** start Dataset records **

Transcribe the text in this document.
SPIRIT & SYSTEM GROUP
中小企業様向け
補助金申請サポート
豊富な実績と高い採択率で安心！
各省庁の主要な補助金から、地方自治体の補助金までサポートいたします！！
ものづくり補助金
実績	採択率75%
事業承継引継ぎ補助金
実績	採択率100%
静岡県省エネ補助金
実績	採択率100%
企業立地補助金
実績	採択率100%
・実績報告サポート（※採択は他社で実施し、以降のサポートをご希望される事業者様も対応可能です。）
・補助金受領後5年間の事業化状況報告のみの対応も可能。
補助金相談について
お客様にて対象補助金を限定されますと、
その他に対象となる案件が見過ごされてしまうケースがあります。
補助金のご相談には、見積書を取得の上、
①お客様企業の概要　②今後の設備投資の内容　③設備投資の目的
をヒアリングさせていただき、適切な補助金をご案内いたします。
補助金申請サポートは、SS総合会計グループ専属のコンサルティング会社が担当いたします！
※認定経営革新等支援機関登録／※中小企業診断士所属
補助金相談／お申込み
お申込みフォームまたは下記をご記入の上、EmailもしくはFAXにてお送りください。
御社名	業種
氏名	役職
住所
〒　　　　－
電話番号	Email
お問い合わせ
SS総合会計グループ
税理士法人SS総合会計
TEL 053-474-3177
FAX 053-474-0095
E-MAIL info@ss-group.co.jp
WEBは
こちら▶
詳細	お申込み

** end Dataset records **
** start Dataset records **

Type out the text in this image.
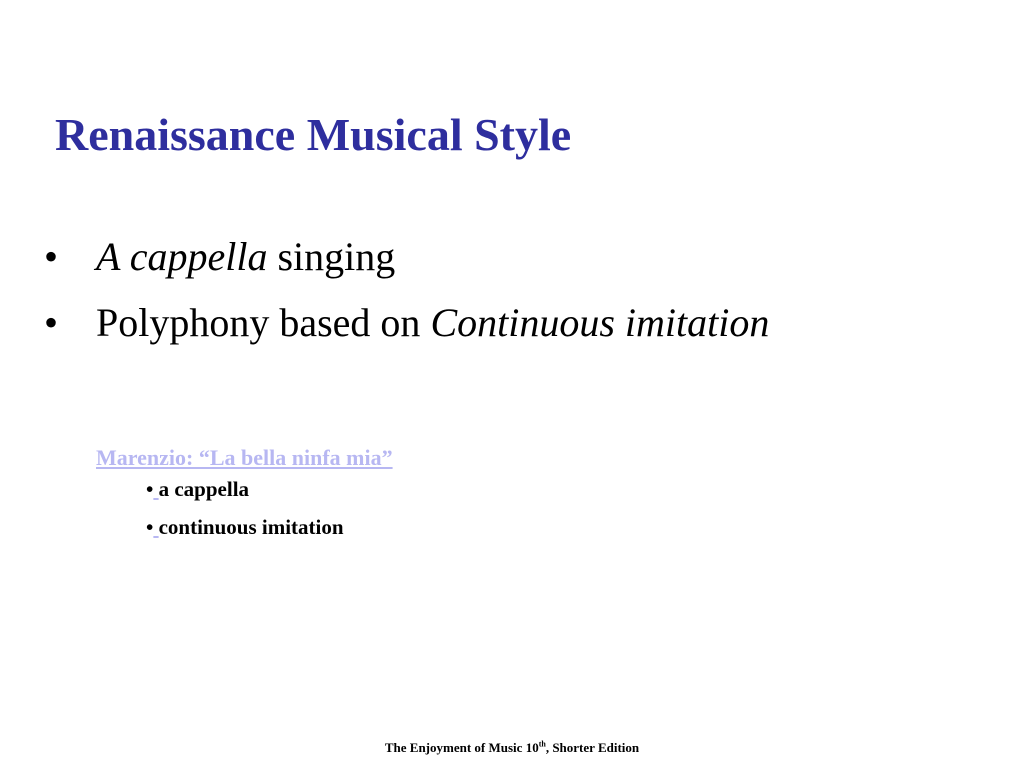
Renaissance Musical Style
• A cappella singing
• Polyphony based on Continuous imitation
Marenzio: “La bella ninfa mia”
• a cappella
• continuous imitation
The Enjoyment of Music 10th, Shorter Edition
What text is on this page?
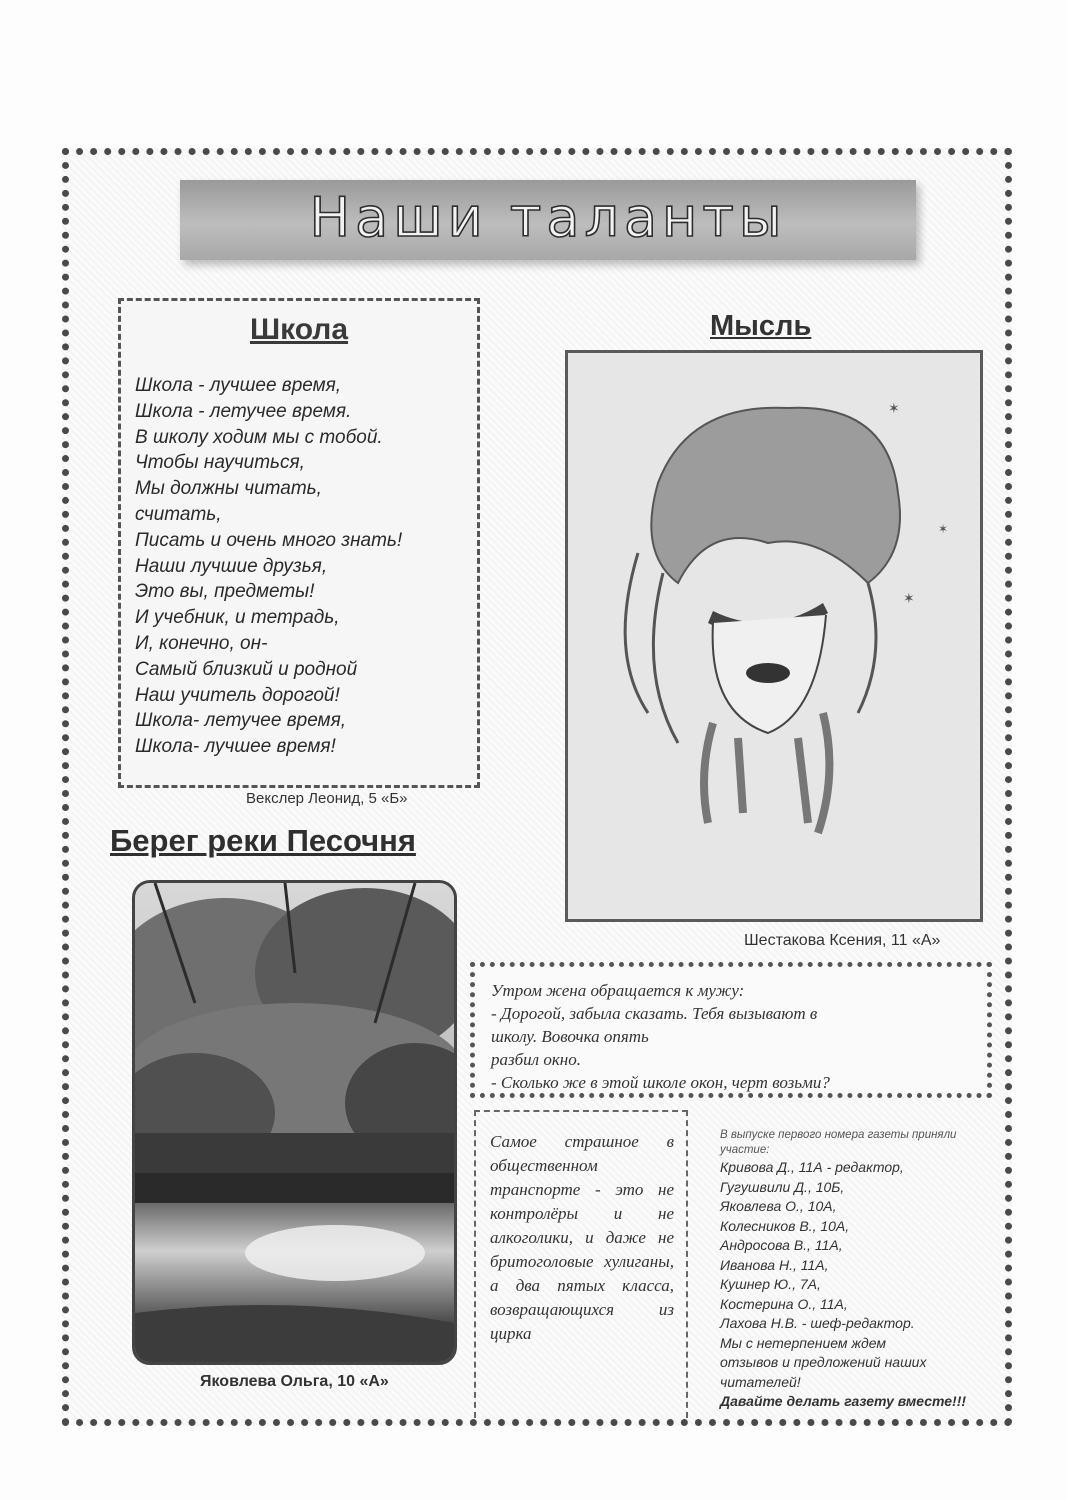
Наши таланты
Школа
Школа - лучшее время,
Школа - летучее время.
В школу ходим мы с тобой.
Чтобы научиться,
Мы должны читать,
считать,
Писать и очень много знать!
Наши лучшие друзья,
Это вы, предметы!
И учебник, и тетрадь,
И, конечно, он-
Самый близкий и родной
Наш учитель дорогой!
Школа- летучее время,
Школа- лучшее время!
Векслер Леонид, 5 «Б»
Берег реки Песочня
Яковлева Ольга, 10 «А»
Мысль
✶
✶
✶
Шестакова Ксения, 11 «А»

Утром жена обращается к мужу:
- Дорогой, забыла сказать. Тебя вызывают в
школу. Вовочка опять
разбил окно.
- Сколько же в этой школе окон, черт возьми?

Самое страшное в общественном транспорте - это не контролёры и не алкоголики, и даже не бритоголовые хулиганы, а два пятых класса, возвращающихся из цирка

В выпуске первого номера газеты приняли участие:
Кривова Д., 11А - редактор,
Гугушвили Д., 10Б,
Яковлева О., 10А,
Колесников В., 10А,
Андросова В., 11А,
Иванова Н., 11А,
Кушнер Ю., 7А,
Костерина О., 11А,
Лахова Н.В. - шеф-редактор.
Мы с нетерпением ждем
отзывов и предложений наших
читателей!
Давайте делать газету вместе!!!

** end Dataset records **

Work instructions:
Copy out every line in the entries above that holds "лучшее".

Correct output:
Школа - лучшее время,
Школа- лучшее время!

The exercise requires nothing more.